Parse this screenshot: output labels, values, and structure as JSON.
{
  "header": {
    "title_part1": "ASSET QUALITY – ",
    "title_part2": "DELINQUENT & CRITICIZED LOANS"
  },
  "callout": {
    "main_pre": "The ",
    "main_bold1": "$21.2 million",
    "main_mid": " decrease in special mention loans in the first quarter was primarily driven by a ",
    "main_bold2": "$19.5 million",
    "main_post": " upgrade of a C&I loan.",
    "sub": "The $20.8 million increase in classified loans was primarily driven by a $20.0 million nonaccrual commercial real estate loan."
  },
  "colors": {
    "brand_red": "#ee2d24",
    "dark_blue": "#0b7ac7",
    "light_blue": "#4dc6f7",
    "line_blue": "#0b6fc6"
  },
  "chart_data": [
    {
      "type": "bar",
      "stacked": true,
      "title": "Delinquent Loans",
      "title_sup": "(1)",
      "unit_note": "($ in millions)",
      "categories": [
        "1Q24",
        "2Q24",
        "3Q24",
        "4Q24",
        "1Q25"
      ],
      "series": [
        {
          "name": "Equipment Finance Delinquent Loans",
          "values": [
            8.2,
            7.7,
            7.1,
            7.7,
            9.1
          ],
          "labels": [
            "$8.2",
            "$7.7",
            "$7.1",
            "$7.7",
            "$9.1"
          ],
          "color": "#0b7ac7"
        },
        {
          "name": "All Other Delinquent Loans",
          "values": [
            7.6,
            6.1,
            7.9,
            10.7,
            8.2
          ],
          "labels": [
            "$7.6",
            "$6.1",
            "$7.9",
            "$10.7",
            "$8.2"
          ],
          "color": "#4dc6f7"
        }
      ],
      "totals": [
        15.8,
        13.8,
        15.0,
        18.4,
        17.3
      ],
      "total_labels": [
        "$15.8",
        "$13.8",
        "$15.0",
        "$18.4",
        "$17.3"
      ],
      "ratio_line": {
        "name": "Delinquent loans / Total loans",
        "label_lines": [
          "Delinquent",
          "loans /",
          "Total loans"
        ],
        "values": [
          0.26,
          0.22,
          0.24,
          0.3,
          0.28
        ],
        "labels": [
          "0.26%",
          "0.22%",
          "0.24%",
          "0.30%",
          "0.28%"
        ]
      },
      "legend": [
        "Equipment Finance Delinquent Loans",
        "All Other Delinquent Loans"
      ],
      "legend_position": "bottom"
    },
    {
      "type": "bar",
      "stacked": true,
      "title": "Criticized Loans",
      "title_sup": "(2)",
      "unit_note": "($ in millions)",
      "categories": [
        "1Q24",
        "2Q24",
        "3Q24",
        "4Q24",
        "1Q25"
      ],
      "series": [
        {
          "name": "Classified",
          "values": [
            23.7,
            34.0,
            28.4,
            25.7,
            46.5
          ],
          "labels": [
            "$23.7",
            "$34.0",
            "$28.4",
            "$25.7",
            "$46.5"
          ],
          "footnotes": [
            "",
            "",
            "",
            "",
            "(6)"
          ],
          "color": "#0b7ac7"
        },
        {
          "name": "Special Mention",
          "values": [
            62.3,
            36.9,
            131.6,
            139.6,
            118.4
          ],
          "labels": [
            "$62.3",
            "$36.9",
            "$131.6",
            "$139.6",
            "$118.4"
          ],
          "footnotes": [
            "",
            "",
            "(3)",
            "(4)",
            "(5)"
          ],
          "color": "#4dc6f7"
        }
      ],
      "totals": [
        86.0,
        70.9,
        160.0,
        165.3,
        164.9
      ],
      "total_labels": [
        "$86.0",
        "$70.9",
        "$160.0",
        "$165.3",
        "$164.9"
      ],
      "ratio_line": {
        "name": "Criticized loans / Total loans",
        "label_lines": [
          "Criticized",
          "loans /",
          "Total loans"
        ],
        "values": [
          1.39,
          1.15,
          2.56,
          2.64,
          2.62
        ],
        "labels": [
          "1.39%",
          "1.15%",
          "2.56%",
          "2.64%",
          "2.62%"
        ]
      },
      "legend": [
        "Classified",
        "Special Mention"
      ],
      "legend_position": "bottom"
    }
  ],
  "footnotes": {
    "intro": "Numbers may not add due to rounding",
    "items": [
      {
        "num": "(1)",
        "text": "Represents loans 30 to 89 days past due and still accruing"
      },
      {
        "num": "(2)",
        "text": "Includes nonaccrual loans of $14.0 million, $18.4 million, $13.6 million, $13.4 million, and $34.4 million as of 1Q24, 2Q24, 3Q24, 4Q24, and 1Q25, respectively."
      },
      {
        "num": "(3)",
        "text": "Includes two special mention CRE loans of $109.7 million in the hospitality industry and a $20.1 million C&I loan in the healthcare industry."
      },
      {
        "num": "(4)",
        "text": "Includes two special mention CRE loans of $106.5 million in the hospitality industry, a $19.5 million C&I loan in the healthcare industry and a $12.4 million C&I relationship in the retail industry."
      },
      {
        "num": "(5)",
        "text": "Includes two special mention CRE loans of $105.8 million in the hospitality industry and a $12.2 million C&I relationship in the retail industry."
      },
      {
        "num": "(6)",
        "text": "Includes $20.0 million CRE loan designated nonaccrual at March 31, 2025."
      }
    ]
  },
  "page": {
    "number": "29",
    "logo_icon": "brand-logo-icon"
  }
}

§ **What the exercise asks**: Extract each line from the listing above, please, and repeat it exactly.

§ **The answer**:
Parse this screenshot: output labels, values, and structure as JSON.
{
  "header": {
    "title_part1": "ASSET QUALITY – ",
    "title_part2": "DELINQUENT & CRITICIZED LOANS"
  },
  "callout": {
    "main_pre": "The ",
    "main_bold1": "$21.2 million",
    "main_mid": " decrease in special mention loans in the first quarter was primarily driven by a ",
    "main_bold2": "$19.5 million",
    "main_post": " upgrade of a C&I loan.",
    "sub": "The $20.8 million increase in classified loans was primarily driven by a $20.0 million nonaccrual commercial real estate loan."
  },
  "colors": {
    "brand_red": "#ee2d24",
    "dark_blue": "#0b7ac7",
    "light_blue": "#4dc6f7",
    "line_blue": "#0b6fc6"
  },
  "chart_data": [
    {
      "type": "bar",
      "stacked": true,
      "title": "Delinquent Loans",
      "title_sup": "(1)",
      "unit_note": "($ in millions)",
      "categories": [
        "1Q24",
        "2Q24",
        "3Q24",
        "4Q24",
        "1Q25"
      ],
      "series": [
        {
          "name": "Equipment Finance Delinquent Loans",
          "values": [
            8.2,
            7.7,
            7.1,
            7.7,
            9.1
          ],
          "labels": [
            "$8.2",
            "$7.7",
            "$7.1",
            "$7.7",
            "$9.1"
          ],
          "color": "#0b7ac7"
        },
        {
          "name": "All Other Delinquent Loans",
          "values": [
            7.6,
            6.1,
            7.9,
            10.7,
            8.2
          ],
          "labels": [
            "$7.6",
            "$6.1",
            "$7.9",
            "$10.7",
            "$8.2"
          ],
          "color": "#4dc6f7"
        }
      ],
      "totals": [
        15.8,
        13.8,
        15.0,
        18.4,
        17.3
      ],
      "total_labels": [
        "$15.8",
        "$13.8",
        "$15.0",
        "$18.4",
        "$17.3"
      ],
      "ratio_line": {
        "name": "Delinquent loans / Total loans",
        "label_lines": [
          "Delinquent",
          "loans /",
          "Total loans"
        ],
        "values": [
          0.26,
          0.22,
          0.24,
          0.3,
          0.28
        ],
        "labels": [
          "0.26%",
          "0.22%",
          "0.24%",
          "0.30%",
          "0.28%"
        ]
      },
      "legend": [
        "Equipment Finance Delinquent Loans",
        "All Other Delinquent Loans"
      ],
      "legend_position": "bottom"
    },
    {
      "type": "bar",
      "stacked": true,
      "title": "Criticized Loans",
      "title_sup": "(2)",
      "unit_note": "($ in millions)",
      "categories": [
        "1Q24",
        "2Q24",
        "3Q24",
        "4Q24",
        "1Q25"
      ],
      "series": [
        {
          "name": "Classified",
          "values": [
            23.7,
            34.0,
            28.4,
            25.7,
            46.5
          ],
          "labels": [
            "$23.7",
            "$34.0",
            "$28.4",
            "$25.7",
            "$46.5"
          ],
          "footnotes": [
            "",
            "",
            "",
            "",
            "(6)"
          ],
          "color": "#0b7ac7"
        },
        {
          "name": "Special Mention",
          "values": [
            62.3,
            36.9,
            131.6,
            139.6,
            118.4
          ],
          "labels": [
            "$62.3",
            "$36.9",
            "$131.6",
            "$139.6",
            "$118.4"
          ],
          "footnotes": [
            "",
            "",
            "(3)",
            "(4)",
            "(5)"
          ],
          "color": "#4dc6f7"
        }
      ],
      "totals": [
        86.0,
        70.9,
        160.0,
        165.3,
        164.9
      ],
      "total_labels": [
        "$86.0",
        "$70.9",
        "$160.0",
        "$165.3",
        "$164.9"
      ],
      "ratio_line": {
        "name": "Criticized loans / Total loans",
        "label_lines": [
          "Criticized",
          "loans /",
          "Total loans"
        ],
        "values": [
          1.39,
          1.15,
          2.56,
          2.64,
          2.62
        ],
        "labels": [
          "1.39%",
          "1.15%",
          "2.56%",
          "2.64%",
          "2.62%"
        ]
      },
      "legend": [
        "Classified",
        "Special Mention"
      ],
      "legend_position": "bottom"
    }
  ],
  "footnotes": {
    "intro": "Numbers may not add due to rounding",
    "items": [
      {
        "num": "(1)",
        "text": "Represents loans 30 to 89 days past due and still accruing"
      },
      {
        "num": "(2)",
        "text": "Includes nonaccrual loans of $14.0 million, $18.4 million, $13.6 million, $13.4 million, and $34.4 million as of 1Q24, 2Q24, 3Q24, 4Q24, and 1Q25, respectively."
      },
      {
        "num": "(3)",
        "text": "Includes two special mention CRE loans of $109.7 million in the hospitality industry and a $20.1 million C&I loan in the healthcare industry."
      },
      {
        "num": "(4)",
        "text": "Includes two special mention CRE loans of $106.5 million in the hospitality industry, a $19.5 million C&I loan in the healthcare industry and a $12.4 million C&I relationship in the retail industry."
      },
      {
        "num": "(5)",
        "text": "Includes two special mention CRE loans of $105.8 million in the hospitality industry and a $12.2 million C&I relationship in the retail industry."
      },
      {
        "num": "(6)",
        "text": "Includes $20.0 million CRE loan designated nonaccrual at March 31, 2025."
      }
    ]
  },
  "page": {
    "number": "29",
    "logo_icon": "brand-logo-icon"
  }
}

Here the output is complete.